**TEXTO:**
▬▬▬▬▬▬
En el corazón de la Avenida Corrientes, a pocos metros del Obelisco, se encuentra uno de los edificios más emblemáticos de la escena cultural porteña. Con su imponente fachada de líneas puras y su enorme capacidad para recibir espectadores, el Teatro Gran Rex forma parte de la identidad de Buenos Aires desde hace casi nueve décadas.
En esta edición de Historias de Cemento, junto a Cementos Avellaneda, recorremos una obra que marcó un antes y un después en la arquitectura moderna argentina. Un edificio que no solo revolucionó la manera de concebir los espacios para el espectáculo, sino que también se convirtió en uno de los grandes símbolos de la ciudad.
▬▬▬▬▬▬
**FILAS PROPORCIONADAS:**

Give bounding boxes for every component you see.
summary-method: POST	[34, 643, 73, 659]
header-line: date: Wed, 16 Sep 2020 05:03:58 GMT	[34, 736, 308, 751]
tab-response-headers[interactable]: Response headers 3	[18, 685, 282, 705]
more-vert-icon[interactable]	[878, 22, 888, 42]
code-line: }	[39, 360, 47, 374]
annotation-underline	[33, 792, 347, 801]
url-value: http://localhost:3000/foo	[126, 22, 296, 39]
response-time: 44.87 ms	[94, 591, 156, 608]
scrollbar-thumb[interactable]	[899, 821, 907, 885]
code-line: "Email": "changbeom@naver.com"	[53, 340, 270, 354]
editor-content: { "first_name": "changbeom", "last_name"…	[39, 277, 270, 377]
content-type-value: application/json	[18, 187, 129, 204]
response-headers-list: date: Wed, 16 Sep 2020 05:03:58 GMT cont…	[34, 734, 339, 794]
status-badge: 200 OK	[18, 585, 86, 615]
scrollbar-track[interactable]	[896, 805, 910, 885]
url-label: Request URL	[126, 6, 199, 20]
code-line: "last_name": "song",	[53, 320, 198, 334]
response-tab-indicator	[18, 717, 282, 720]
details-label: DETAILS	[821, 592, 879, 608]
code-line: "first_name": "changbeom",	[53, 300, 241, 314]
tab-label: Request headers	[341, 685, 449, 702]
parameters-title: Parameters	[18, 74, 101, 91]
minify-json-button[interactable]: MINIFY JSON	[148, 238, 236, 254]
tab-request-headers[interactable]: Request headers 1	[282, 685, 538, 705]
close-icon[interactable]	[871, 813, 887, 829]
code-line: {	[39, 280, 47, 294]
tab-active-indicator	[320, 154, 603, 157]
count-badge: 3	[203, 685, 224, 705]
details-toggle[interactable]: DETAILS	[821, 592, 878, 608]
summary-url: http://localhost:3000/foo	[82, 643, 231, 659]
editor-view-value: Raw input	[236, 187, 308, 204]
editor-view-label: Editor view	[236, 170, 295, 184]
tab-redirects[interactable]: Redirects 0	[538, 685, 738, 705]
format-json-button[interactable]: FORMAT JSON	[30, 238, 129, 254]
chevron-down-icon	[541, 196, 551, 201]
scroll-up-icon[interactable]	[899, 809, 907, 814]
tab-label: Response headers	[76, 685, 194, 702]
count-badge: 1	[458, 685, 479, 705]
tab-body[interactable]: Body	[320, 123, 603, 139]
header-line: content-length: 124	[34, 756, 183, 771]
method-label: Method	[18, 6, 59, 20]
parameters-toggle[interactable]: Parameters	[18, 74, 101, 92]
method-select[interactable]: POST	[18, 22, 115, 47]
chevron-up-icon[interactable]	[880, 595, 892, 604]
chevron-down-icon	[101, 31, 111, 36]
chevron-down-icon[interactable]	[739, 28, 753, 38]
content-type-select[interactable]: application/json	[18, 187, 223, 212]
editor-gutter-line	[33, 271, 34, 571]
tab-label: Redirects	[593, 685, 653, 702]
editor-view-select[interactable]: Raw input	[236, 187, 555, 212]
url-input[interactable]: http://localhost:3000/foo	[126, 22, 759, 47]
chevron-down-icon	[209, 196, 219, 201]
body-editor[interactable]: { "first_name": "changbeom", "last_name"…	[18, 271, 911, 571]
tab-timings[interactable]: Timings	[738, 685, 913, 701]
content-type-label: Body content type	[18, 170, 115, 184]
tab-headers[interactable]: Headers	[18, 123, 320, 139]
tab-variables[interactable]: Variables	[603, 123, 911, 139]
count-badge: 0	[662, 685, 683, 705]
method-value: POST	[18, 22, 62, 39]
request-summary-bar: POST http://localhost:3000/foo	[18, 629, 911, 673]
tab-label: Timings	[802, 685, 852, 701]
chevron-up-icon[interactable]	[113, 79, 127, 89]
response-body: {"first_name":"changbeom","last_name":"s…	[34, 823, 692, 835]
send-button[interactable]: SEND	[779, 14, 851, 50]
▬▬▬▬▬▬
**DESCRIPCIÓN DE LA TAREA:** Indica en qué avenida de Buenos Aires se encuentra el Teatro Gran Rex según el texto.

**RESPUESTA:** En la Avenida Corrientes.